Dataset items
▬▬▬▬▬▬

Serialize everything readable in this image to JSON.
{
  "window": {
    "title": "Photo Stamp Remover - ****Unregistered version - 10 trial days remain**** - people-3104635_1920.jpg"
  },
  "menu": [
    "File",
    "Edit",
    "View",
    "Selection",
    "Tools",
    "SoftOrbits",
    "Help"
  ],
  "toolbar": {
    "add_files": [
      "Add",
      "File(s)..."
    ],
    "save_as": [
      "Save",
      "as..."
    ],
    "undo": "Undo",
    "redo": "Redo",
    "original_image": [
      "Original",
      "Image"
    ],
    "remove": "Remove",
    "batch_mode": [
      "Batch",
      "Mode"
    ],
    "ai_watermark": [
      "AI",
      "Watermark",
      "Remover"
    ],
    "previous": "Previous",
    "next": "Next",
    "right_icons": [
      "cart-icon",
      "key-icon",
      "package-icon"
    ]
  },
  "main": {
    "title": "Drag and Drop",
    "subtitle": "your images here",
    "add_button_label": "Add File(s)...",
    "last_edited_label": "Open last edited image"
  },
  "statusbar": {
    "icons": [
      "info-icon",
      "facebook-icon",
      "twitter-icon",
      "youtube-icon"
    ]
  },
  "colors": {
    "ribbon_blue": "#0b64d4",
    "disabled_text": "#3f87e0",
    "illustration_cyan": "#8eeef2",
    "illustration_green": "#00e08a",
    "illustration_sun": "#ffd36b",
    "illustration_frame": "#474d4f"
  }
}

▬▬▬▬▬▬

§ **EXERCISE TASK**
Go through the records above and set each one down exactly, please.

§ **CORRECT ANSWER**
Serialize everything readable in this image to JSON.
{
  "window": {
    "title": "Photo Stamp Remover - ****Unregistered version - 10 trial days remain**** - people-3104635_1920.jpg"
  },
  "menu": [
    "File",
    "Edit",
    "View",
    "Selection",
    "Tools",
    "SoftOrbits",
    "Help"
  ],
  "toolbar": {
    "add_files": [
      "Add",
      "File(s)..."
    ],
    "save_as": [
      "Save",
      "as..."
    ],
    "undo": "Undo",
    "redo": "Redo",
    "original_image": [
      "Original",
      "Image"
    ],
    "remove": "Remove",
    "batch_mode": [
      "Batch",
      "Mode"
    ],
    "ai_watermark": [
      "AI",
      "Watermark",
      "Remover"
    ],
    "previous": "Previous",
    "next": "Next",
    "right_icons": [
      "cart-icon",
      "key-icon",
      "package-icon"
    ]
  },
  "main": {
    "title": "Drag and Drop",
    "subtitle": "your images here",
    "add_button_label": "Add File(s)...",
    "last_edited_label": "Open last edited image"
  },
  "statusbar": {
    "icons": [
      "info-icon",
      "facebook-icon",
      "twitter-icon",
      "youtube-icon"
    ]
  },
  "colors": {
    "ribbon_blue": "#0b64d4",
    "disabled_text": "#3f87e0",
    "illustration_cyan": "#8eeef2",
    "illustration_green": "#00e08a",
    "illustration_sun": "#ffd36b",
    "illustration_frame": "#474d4f"
  }
}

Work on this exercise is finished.